-- START Dataset records --

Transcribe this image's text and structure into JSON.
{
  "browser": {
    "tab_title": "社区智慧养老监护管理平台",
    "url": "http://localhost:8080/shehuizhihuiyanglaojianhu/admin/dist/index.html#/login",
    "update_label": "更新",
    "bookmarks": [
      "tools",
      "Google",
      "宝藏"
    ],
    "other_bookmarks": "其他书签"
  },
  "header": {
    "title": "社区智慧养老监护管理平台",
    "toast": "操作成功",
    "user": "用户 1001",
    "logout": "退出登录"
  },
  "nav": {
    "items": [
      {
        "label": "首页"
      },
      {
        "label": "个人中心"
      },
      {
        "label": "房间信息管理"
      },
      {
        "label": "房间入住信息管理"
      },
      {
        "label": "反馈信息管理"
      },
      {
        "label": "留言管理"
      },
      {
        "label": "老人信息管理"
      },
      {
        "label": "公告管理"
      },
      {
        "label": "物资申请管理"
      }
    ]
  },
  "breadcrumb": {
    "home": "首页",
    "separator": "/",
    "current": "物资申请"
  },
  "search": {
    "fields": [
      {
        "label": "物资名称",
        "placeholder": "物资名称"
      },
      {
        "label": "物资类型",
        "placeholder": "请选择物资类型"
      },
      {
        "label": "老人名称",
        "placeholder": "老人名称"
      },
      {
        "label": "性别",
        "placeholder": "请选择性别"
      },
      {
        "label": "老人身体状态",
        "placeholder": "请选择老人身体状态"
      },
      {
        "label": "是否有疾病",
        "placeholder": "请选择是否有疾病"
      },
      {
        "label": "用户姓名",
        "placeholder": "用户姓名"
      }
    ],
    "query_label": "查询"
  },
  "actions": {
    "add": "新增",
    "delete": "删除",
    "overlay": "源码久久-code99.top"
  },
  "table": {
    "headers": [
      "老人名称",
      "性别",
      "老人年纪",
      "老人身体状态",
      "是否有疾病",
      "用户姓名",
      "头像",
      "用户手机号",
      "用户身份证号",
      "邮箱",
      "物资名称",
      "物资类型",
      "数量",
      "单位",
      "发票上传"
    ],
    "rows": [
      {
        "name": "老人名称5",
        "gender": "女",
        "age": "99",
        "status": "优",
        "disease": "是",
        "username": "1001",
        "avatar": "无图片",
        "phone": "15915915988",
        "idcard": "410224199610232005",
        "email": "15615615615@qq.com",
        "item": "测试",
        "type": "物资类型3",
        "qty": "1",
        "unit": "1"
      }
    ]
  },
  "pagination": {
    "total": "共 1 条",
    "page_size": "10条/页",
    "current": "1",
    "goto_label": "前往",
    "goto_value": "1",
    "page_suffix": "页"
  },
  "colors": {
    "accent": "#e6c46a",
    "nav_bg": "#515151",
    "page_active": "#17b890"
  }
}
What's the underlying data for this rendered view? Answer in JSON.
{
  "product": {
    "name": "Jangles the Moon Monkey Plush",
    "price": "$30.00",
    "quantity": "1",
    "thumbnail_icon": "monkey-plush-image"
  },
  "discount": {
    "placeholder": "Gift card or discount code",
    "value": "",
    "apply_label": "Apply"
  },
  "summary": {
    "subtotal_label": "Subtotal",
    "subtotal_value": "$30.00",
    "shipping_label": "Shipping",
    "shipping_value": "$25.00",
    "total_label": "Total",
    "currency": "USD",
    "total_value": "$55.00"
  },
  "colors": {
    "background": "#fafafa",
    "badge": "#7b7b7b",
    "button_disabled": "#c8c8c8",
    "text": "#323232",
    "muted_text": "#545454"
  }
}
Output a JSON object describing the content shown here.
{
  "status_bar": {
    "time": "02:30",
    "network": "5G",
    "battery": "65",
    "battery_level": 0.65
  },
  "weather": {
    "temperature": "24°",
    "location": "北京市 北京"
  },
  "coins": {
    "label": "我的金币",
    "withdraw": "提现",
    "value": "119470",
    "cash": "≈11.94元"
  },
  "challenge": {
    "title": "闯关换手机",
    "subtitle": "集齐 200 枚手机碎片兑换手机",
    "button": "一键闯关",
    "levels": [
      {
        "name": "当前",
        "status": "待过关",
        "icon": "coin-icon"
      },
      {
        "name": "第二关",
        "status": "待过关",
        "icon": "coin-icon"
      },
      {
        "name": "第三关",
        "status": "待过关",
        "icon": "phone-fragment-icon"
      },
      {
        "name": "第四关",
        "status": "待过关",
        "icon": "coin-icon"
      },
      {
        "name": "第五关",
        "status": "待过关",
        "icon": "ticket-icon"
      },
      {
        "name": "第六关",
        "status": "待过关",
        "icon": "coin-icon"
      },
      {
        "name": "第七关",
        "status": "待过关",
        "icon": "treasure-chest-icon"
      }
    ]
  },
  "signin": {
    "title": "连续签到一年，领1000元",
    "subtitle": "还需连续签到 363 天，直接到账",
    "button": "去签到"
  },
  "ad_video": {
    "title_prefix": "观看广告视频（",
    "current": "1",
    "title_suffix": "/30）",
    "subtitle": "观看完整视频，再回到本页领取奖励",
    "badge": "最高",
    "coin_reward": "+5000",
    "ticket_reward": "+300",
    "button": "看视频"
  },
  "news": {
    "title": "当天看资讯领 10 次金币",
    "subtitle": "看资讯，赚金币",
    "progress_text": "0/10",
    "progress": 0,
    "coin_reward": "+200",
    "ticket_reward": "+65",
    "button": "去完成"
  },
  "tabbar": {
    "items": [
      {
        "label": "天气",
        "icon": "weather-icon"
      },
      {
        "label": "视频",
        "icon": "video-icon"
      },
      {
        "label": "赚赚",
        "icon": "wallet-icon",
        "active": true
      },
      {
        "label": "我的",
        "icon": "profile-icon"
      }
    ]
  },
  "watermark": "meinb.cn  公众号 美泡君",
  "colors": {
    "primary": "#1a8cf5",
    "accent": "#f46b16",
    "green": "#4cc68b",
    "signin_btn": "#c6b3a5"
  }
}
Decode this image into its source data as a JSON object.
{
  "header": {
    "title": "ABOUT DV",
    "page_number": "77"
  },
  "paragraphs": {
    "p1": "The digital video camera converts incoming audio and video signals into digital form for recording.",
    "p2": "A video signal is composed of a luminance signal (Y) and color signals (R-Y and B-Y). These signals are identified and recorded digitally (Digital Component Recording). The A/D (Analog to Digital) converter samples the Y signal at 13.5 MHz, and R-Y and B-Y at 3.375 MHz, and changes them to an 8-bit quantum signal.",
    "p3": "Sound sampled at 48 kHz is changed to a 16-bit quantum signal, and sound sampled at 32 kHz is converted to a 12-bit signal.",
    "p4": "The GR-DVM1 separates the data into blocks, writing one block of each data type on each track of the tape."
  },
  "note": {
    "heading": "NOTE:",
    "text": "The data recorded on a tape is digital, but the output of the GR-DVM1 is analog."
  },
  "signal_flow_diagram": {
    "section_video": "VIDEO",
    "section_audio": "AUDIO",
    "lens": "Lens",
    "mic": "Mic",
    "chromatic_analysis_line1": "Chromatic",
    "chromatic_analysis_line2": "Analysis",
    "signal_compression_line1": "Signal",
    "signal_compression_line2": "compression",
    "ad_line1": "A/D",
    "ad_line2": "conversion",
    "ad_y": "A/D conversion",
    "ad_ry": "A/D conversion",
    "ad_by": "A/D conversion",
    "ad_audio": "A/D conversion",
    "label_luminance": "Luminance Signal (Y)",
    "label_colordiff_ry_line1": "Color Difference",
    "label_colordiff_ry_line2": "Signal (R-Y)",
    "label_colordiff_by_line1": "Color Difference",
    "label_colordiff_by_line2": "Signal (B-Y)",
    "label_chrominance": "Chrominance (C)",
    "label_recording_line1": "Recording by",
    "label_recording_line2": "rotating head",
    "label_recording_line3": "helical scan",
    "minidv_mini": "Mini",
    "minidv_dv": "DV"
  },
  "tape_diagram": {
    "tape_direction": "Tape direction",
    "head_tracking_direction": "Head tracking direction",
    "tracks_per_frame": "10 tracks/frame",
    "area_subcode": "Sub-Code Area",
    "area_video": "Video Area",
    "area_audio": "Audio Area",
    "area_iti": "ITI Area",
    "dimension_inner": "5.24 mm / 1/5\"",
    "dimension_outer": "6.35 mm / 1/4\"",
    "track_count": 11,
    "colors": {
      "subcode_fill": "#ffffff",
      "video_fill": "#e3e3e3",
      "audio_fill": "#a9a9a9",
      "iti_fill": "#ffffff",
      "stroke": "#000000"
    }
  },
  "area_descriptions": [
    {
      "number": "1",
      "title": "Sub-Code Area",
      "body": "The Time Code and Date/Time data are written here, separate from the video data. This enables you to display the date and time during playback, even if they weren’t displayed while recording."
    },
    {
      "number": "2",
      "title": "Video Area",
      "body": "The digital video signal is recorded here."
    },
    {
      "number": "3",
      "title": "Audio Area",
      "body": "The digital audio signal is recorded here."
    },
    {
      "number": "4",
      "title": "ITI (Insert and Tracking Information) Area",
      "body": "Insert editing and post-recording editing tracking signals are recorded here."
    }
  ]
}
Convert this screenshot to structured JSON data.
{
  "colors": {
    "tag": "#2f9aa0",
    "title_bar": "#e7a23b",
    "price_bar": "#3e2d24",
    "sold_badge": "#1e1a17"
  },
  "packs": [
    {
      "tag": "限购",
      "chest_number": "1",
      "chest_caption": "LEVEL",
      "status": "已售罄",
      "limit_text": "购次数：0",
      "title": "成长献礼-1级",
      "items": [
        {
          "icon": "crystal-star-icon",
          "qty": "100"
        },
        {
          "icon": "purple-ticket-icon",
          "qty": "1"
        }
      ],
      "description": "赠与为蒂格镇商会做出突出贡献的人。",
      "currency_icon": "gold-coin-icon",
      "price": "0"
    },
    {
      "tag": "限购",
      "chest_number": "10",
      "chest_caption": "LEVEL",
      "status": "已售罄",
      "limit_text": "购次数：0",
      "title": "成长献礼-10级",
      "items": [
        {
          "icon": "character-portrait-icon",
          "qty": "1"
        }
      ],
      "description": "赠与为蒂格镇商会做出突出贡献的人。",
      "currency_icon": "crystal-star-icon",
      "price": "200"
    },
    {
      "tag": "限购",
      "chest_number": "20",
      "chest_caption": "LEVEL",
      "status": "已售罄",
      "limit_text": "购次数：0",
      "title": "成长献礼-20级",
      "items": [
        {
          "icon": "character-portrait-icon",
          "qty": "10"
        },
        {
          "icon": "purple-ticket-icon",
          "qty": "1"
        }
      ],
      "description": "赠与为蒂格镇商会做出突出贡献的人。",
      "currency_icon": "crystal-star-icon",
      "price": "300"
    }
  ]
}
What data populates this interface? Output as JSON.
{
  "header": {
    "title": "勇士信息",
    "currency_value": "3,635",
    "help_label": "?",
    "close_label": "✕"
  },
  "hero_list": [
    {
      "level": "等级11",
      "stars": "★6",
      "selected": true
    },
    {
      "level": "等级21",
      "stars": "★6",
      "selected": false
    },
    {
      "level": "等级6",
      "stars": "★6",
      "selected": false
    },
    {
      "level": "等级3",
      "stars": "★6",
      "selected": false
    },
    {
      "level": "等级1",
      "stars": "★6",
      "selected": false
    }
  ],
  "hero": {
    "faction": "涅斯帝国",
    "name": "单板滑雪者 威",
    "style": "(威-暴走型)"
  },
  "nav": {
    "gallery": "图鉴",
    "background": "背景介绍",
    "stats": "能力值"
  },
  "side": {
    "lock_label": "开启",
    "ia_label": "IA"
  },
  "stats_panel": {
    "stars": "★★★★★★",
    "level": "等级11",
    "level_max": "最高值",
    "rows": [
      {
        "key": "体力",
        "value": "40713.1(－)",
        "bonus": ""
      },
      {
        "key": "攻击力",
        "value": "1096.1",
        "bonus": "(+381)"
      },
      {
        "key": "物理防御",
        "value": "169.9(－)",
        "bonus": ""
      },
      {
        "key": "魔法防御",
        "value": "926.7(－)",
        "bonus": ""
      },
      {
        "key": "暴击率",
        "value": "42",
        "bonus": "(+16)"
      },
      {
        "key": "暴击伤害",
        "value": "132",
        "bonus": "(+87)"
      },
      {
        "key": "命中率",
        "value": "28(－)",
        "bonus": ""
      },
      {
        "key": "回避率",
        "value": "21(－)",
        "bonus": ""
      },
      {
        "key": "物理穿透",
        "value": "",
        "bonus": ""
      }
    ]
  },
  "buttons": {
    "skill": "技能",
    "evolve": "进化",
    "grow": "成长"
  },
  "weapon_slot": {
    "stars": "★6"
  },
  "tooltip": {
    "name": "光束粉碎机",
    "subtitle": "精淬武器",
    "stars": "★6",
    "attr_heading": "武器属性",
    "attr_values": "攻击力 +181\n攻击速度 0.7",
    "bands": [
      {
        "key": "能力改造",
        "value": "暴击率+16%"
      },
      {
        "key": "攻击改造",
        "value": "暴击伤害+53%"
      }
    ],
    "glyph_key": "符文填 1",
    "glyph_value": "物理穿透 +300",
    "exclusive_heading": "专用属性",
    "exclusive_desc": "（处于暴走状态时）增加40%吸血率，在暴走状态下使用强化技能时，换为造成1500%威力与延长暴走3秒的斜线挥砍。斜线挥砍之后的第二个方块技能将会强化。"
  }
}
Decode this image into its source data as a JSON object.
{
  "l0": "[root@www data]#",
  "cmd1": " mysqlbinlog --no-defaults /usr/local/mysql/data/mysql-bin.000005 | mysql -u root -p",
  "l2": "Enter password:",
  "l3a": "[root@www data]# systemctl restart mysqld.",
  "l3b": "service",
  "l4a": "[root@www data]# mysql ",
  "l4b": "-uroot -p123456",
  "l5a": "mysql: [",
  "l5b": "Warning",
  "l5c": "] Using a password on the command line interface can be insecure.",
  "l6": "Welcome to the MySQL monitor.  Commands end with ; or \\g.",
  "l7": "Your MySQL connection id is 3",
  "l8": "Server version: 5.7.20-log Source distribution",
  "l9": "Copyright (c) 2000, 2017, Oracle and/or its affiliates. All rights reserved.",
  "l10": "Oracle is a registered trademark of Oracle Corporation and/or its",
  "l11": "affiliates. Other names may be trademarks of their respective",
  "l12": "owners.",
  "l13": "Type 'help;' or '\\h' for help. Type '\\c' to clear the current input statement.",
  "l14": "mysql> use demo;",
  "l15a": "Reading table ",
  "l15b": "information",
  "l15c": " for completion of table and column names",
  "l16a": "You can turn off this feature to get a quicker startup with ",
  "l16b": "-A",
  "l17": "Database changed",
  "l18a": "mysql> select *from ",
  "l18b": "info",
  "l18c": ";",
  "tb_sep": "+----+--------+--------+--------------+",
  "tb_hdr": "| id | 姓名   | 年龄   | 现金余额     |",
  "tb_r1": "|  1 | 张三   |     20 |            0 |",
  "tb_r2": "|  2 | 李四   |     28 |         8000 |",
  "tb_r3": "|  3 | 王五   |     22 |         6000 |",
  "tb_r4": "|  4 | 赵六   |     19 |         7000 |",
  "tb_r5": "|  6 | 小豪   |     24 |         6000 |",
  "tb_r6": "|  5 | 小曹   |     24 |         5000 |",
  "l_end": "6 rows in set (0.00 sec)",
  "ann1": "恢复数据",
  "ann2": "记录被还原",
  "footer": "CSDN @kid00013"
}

-- END Dataset records --

Task description |
In the records above, how many lines hold the string "社区智慧养老监护管理平台"? Reply with only the number.

Answer |
2